> **Your objective**
What is the number of lines containing the word "Necesito"? Give that number alone.
──────────
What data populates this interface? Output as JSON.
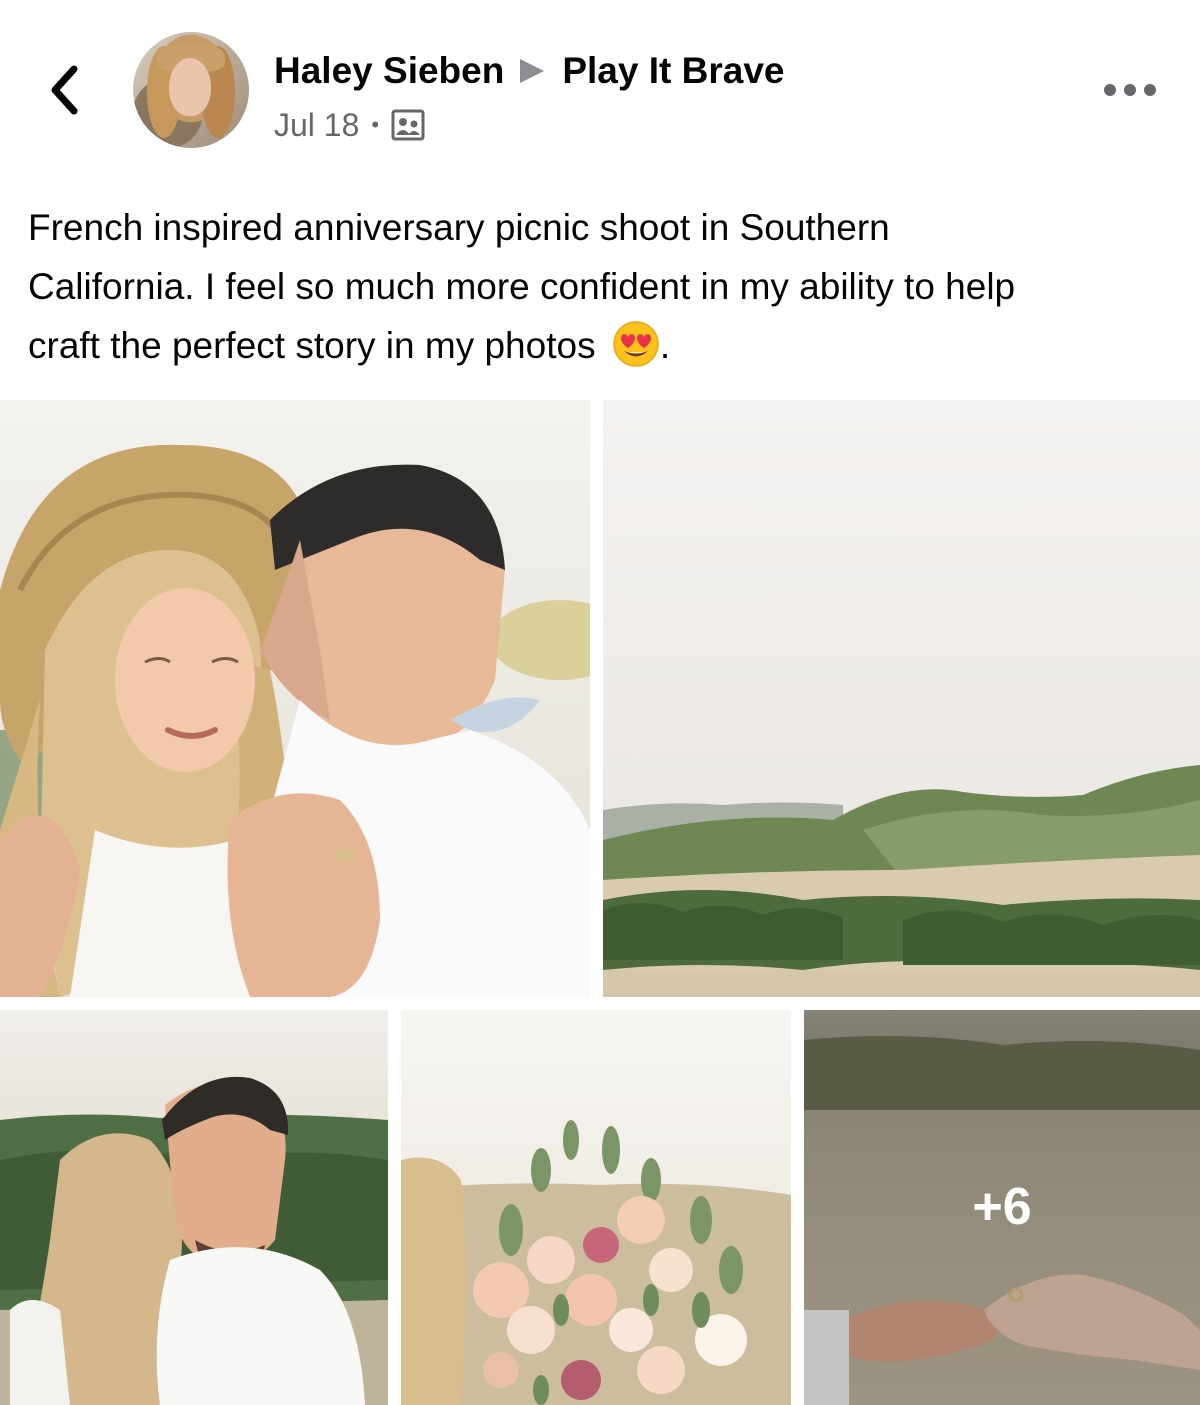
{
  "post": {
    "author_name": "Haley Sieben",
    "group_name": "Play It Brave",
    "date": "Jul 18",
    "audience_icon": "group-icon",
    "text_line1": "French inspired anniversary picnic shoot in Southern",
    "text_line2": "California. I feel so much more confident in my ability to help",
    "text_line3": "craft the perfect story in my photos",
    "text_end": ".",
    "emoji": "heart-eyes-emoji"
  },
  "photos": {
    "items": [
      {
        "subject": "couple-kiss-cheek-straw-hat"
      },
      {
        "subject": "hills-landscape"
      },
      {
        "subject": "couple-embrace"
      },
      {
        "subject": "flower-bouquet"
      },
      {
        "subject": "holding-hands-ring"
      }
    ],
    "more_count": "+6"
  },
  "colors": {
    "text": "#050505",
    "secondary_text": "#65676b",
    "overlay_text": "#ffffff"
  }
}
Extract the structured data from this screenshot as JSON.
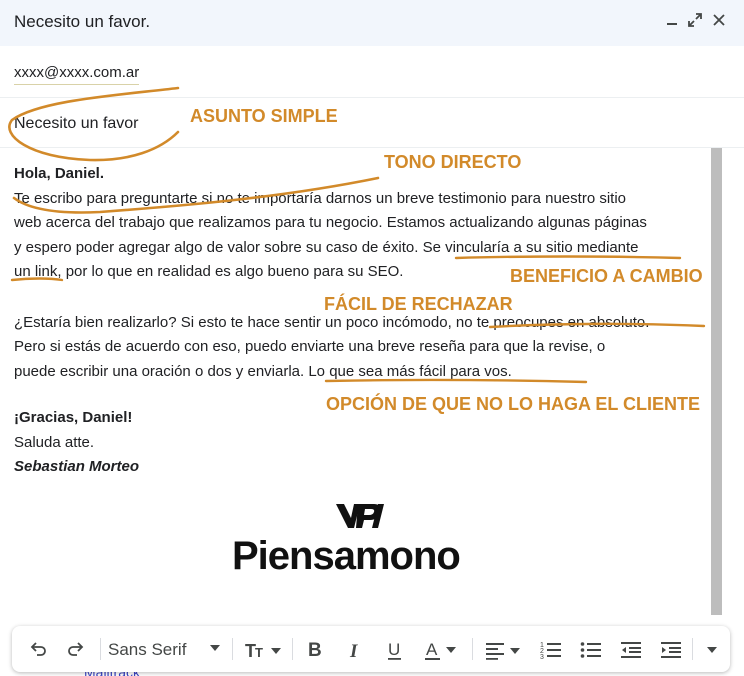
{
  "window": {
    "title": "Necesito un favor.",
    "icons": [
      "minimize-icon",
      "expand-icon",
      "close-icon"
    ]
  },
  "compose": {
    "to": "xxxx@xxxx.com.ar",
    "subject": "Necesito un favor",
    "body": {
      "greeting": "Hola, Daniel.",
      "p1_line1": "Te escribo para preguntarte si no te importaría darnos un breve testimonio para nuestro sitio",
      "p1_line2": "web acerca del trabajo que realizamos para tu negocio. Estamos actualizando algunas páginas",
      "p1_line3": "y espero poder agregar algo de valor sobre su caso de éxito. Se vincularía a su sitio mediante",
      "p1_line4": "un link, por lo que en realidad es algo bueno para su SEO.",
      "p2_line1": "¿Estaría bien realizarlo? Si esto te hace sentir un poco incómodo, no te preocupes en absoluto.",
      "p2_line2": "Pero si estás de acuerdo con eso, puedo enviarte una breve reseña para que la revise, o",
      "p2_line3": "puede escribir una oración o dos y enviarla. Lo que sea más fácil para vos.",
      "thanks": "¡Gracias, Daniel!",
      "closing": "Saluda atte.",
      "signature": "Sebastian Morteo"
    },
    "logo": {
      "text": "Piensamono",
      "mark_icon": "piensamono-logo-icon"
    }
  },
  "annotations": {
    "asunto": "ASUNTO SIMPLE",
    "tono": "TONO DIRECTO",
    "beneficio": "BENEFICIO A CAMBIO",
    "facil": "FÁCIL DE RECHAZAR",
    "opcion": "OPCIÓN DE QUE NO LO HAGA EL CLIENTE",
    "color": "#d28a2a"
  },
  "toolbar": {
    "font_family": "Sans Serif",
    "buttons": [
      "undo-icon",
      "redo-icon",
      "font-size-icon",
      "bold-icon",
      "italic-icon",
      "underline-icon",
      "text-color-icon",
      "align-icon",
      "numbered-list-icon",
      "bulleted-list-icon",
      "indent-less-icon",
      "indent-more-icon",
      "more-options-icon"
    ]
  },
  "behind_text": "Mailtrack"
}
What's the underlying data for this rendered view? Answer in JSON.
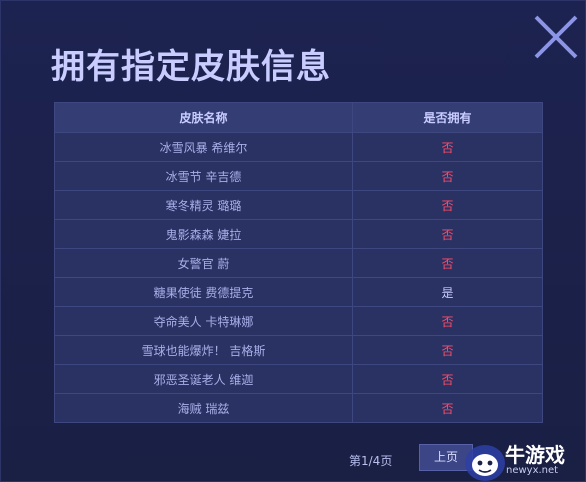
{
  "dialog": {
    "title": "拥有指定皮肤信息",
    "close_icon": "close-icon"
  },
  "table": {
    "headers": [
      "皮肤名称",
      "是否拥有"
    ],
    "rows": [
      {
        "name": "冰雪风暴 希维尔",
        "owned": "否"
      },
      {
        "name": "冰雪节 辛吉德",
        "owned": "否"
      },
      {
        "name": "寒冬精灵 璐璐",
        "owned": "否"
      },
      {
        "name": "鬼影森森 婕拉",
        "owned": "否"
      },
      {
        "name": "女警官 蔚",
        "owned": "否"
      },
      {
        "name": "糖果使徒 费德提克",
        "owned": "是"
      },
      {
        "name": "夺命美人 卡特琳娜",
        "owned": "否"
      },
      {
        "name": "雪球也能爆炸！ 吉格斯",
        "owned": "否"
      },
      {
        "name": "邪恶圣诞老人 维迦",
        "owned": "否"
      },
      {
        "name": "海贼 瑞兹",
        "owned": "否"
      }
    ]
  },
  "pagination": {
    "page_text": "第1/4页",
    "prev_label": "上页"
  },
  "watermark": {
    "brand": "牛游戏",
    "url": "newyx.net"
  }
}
──────────
> **Result**
2